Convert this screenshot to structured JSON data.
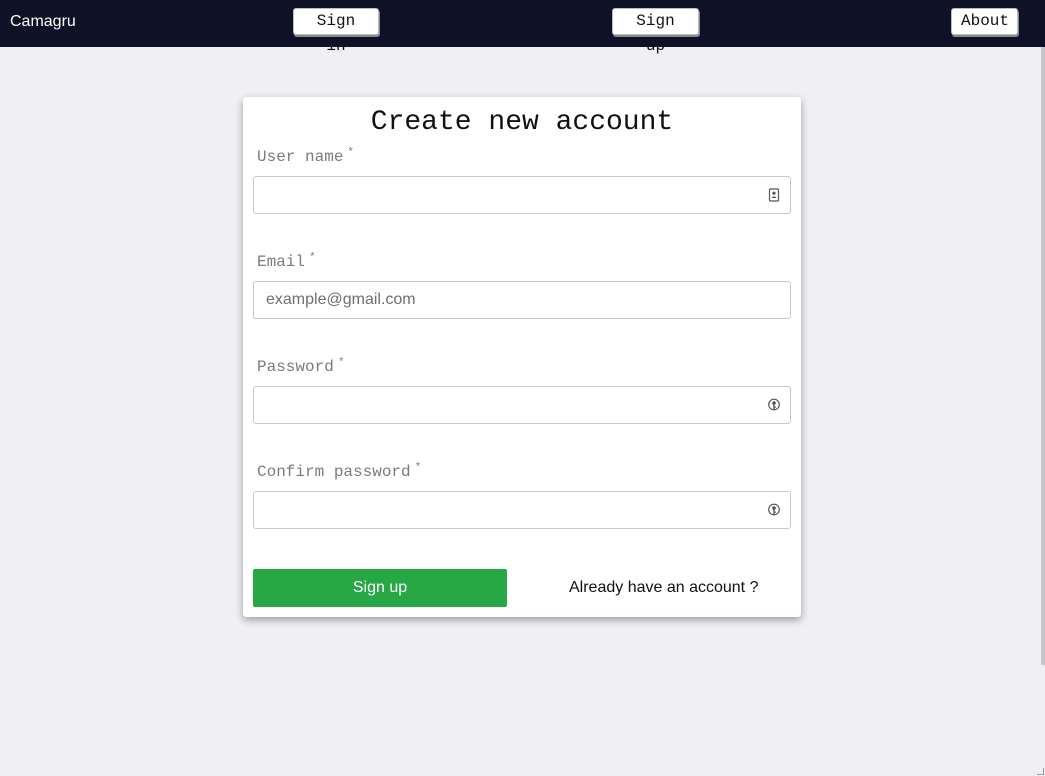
{
  "header": {
    "brand": "Camagru",
    "nav": {
      "sign_in": "Sign in",
      "sign_up": "Sign up",
      "about": "About"
    }
  },
  "form": {
    "title": "Create new account",
    "required_marker": "*",
    "fields": {
      "username": {
        "label": "User name",
        "value": "",
        "placeholder": ""
      },
      "email": {
        "label": "Email",
        "value": "",
        "placeholder": "example@gmail.com"
      },
      "password": {
        "label": "Password",
        "value": "",
        "placeholder": ""
      },
      "confirm_password": {
        "label": "Confirm password",
        "value": "",
        "placeholder": ""
      }
    },
    "submit_label": "Sign up",
    "signin_link": "Already have an account ?"
  },
  "colors": {
    "topbar": "#0f1126",
    "background": "#efeff4",
    "submit": "#28a745"
  },
  "icons": {
    "username": "contact-card-icon",
    "password": "key-icon",
    "confirm_password": "key-icon"
  }
}
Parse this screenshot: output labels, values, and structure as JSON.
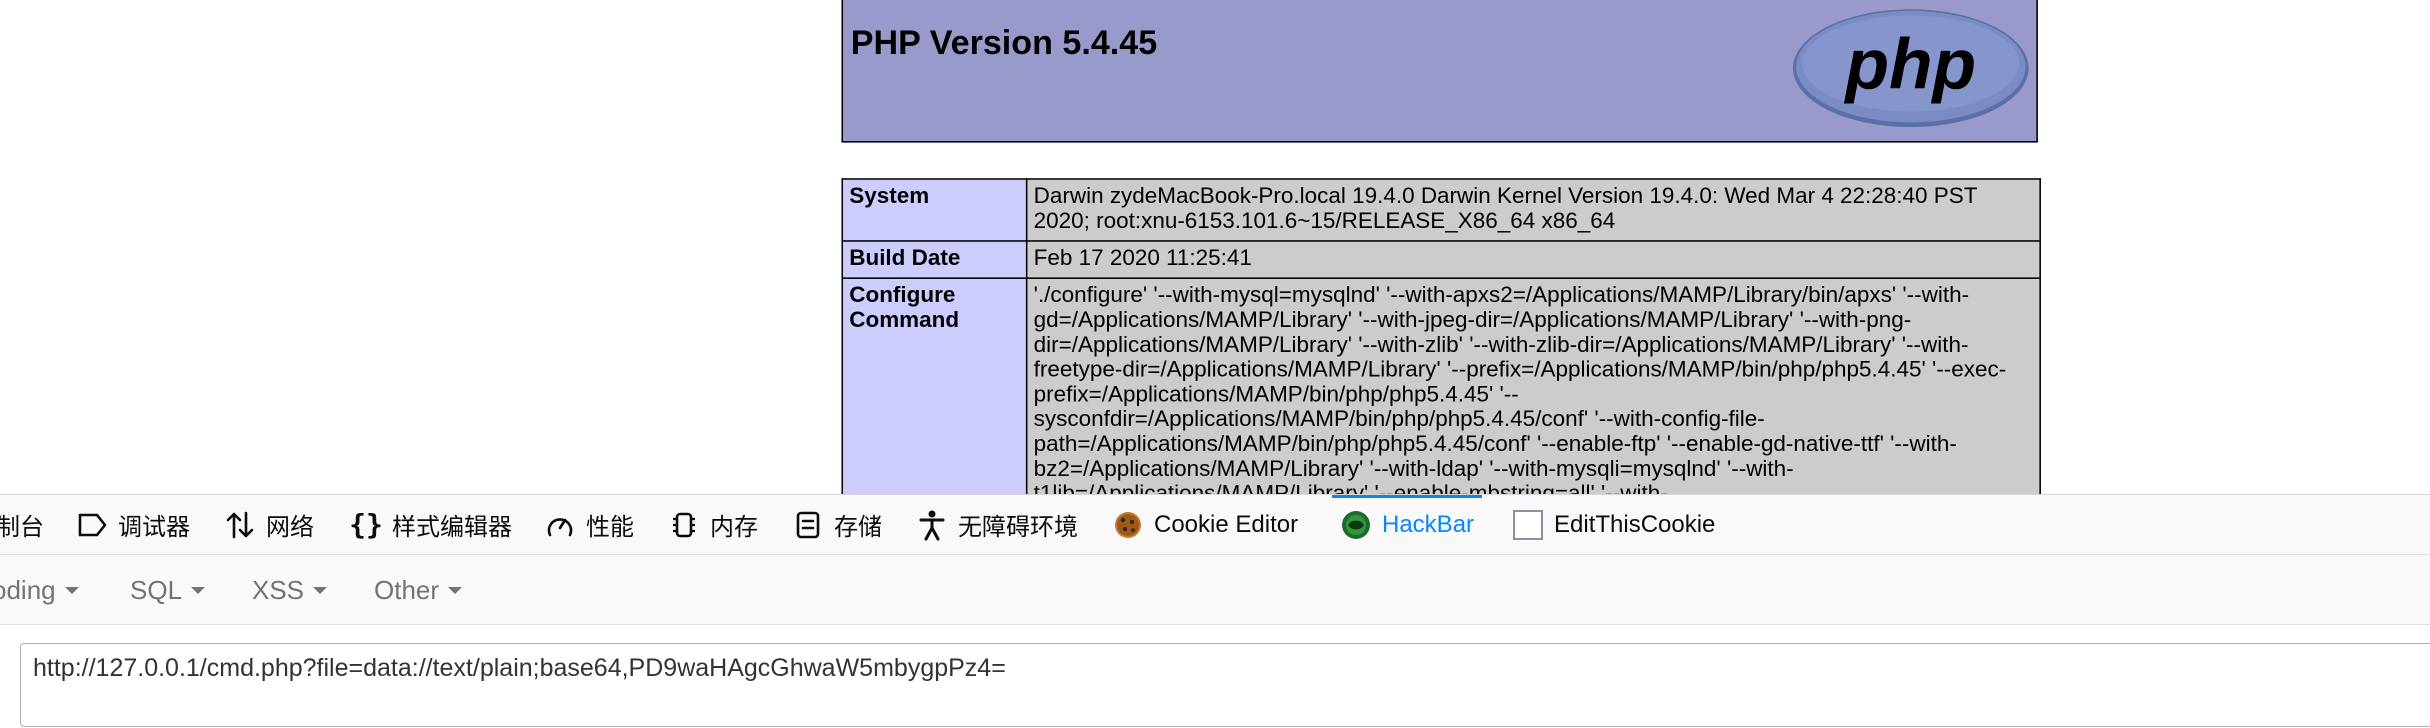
{
  "php": {
    "title": "PHP Version 5.4.45",
    "logo_text": "php",
    "rows": [
      {
        "key": "System",
        "value": "Darwin zydeMacBook-Pro.local 19.4.0 Darwin Kernel Version 19.4.0: Wed Mar 4 22:28:40 PST 2020; root:xnu-6153.101.6~15/RELEASE_X86_64 x86_64"
      },
      {
        "key": "Build Date",
        "value": "Feb 17 2020 11:25:41"
      },
      {
        "key": "Configure Command",
        "value": "'./configure' '--with-mysql=mysqlnd' '--with-apxs2=/Applications/MAMP/Library/bin/apxs' '--with-gd=/Applications/MAMP/Library' '--with-jpeg-dir=/Applications/MAMP/Library' '--with-png-dir=/Applications/MAMP/Library' '--with-zlib' '--with-zlib-dir=/Applications/MAMP/Library' '--with-freetype-dir=/Applications/MAMP/Library' '--prefix=/Applications/MAMP/bin/php/php5.4.45' '--exec-prefix=/Applications/MAMP/bin/php/php5.4.45' '--sysconfdir=/Applications/MAMP/bin/php/php5.4.45/conf' '--with-config-file-path=/Applications/MAMP/bin/php/php5.4.45/conf' '--enable-ftp' '--enable-gd-native-ttf' '--with-bz2=/Applications/MAMP/Library' '--with-ldap' '--with-mysqli=mysqlnd' '--with-t1lib=/Applications/MAMP/Library' '--enable-mbstring=all' '--with-"
      }
    ]
  },
  "devtools": {
    "tabs": [
      {
        "label": "制台",
        "icon": "console-icon"
      },
      {
        "label": "调试器",
        "icon": "debugger-icon"
      },
      {
        "label": "网络",
        "icon": "network-icon"
      },
      {
        "label": "样式编辑器",
        "icon": "style-editor-icon"
      },
      {
        "label": "性能",
        "icon": "performance-icon"
      },
      {
        "label": "内存",
        "icon": "memory-icon"
      },
      {
        "label": "存储",
        "icon": "storage-icon"
      },
      {
        "label": "无障碍环境",
        "icon": "accessibility-icon"
      },
      {
        "label": "Cookie Editor",
        "icon": "cookie-icon"
      },
      {
        "label": "HackBar",
        "icon": "hackbar-icon"
      },
      {
        "label": "EditThisCookie",
        "icon": "editthiscookie-icon"
      }
    ],
    "active_tab": "HackBar",
    "accent_color": "#0a84ff"
  },
  "hackbar": {
    "menus": [
      "oding",
      "SQL",
      "XSS",
      "Other"
    ],
    "url_value": "http://127.0.0.1/cmd.php?file=data://text/plain;base64,PD9waHAgcGhwaW5mbygpPz4="
  }
}
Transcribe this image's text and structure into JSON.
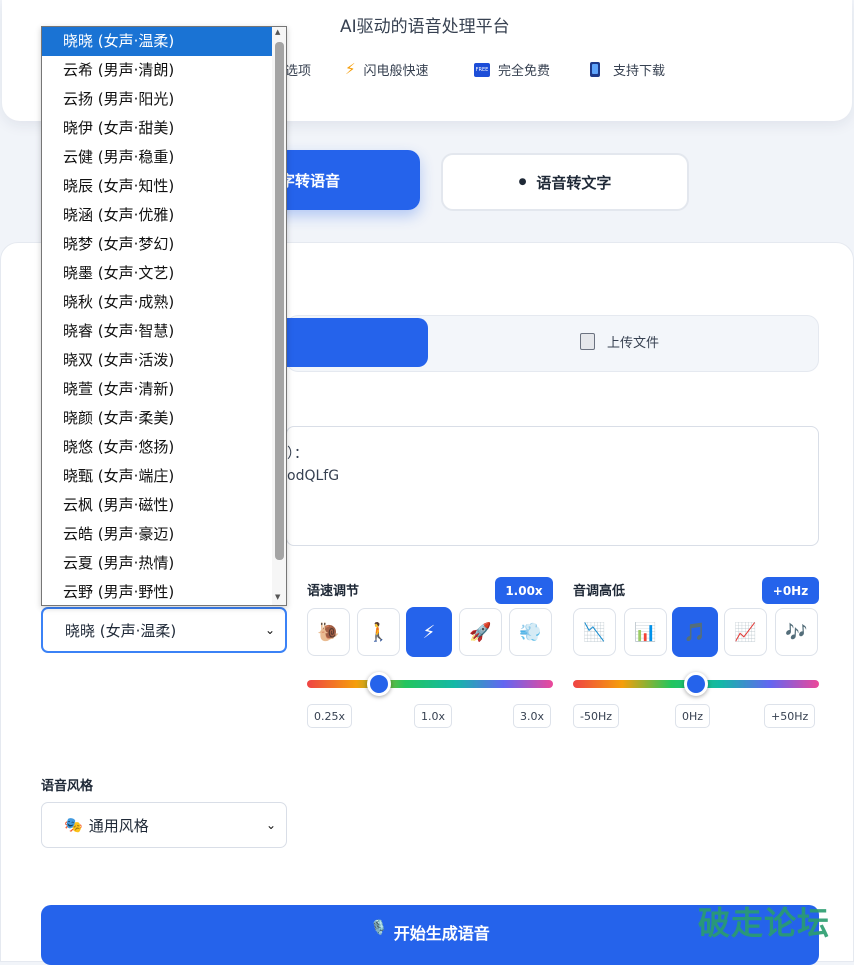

━━━━━━━━

» **WHAT YOU SHOULD DO**: Transcribe every line from the records above without alteration, and leave out the images.

» **FINISHED ANSWER**:
Convert this screenshot to structured JSON data.
{
  "header": {
    "brand": "Camagru",
    "nav": {
      "sign_in": "Sign in",
      "sign_up": "Sign up",
      "about": "About"
    }
  },
  "form": {
    "title": "Create new account",
    "required_marker": "*",
    "fields": {
      "username": {
        "label": "User name",
        "value": "",
        "placeholder": ""
      },
      "email": {
        "label": "Email",
        "value": "",
        "placeholder": "example@gmail.com"
      },
      "password": {
        "label": "Password",
        "value": "",
        "placeholder": ""
      },
      "confirm_password": {
        "label": "Confirm password",
        "value": "",
        "placeholder": ""
      }
    },
    "submit_label": "Sign up",
    "signin_link": "Already have an account ?"
  },
  "colors": {
    "topbar": "#0f1126",
    "background": "#efeff4",
    "submit": "#28a745"
  },
  "icons": {
    "username": "contact-card-icon",
    "password": "key-icon",
    "confirm_password": "key-icon"
  }
}
Parse this screenshot: output labels, values, and structure as JSON.
{
  "php": {
    "title": "PHP Version 5.4.45",
    "logo_text": "php",
    "rows": [
      {
        "key": "System",
        "value": "Darwin zydeMacBook-Pro.local 19.4.0 Darwin Kernel Version 19.4.0: Wed Mar 4 22:28:40 PST 2020; root:xnu-6153.101.6~15/RELEASE_X86_64 x86_64"
      },
      {
        "key": "Build Date",
        "value": "Feb 17 2020 11:25:41"
      },
      {
        "key": "Configure Command",
        "value": "'./configure' '--with-mysql=mysqlnd' '--with-apxs2=/Applications/MAMP/Library/bin/apxs' '--with-gd=/Applications/MAMP/Library' '--with-jpeg-dir=/Applications/MAMP/Library' '--with-png-dir=/Applications/MAMP/Library' '--with-zlib' '--with-zlib-dir=/Applications/MAMP/Library' '--with-freetype-dir=/Applications/MAMP/Library' '--prefix=/Applications/MAMP/bin/php/php5.4.45' '--exec-prefix=/Applications/MAMP/bin/php/php5.4.45' '--sysconfdir=/Applications/MAMP/bin/php/php5.4.45/conf' '--with-config-file-path=/Applications/MAMP/bin/php/php5.4.45/conf' '--enable-ftp' '--enable-gd-native-ttf' '--with-bz2=/Applications/MAMP/Library' '--with-ldap' '--with-mysqli=mysqlnd' '--with-t1lib=/Applications/MAMP/Library' '--enable-mbstring=all' '--with-"
      }
    ]
  },
  "devtools": {
    "tabs": [
      {
        "label": "制台",
        "icon": "console-icon"
      },
      {
        "label": "调试器",
        "icon": "debugger-icon"
      },
      {
        "label": "网络",
        "icon": "network-icon"
      },
      {
        "label": "样式编辑器",
        "icon": "style-editor-icon"
      },
      {
        "label": "性能",
        "icon": "performance-icon"
      },
      {
        "label": "内存",
        "icon": "memory-icon"
      },
      {
        "label": "存储",
        "icon": "storage-icon"
      },
      {
        "label": "无障碍环境",
        "icon": "accessibility-icon"
      },
      {
        "label": "Cookie Editor",
        "icon": "cookie-icon"
      },
      {
        "label": "HackBar",
        "icon": "hackbar-icon"
      },
      {
        "label": "EditThisCookie",
        "icon": "editthiscookie-icon"
      }
    ],
    "active_tab": "HackBar",
    "accent_color": "#0a84ff"
  },
  "hackbar": {
    "menus": [
      "oding",
      "SQL",
      "XSS",
      "Other"
    ],
    "url_value": "http://127.0.0.1/cmd.php?file=data://text/plain;base64,PD9waHAgcGhwaW5mbygpPz4="
  }
}
Transcribe this image's text and structure into JSON.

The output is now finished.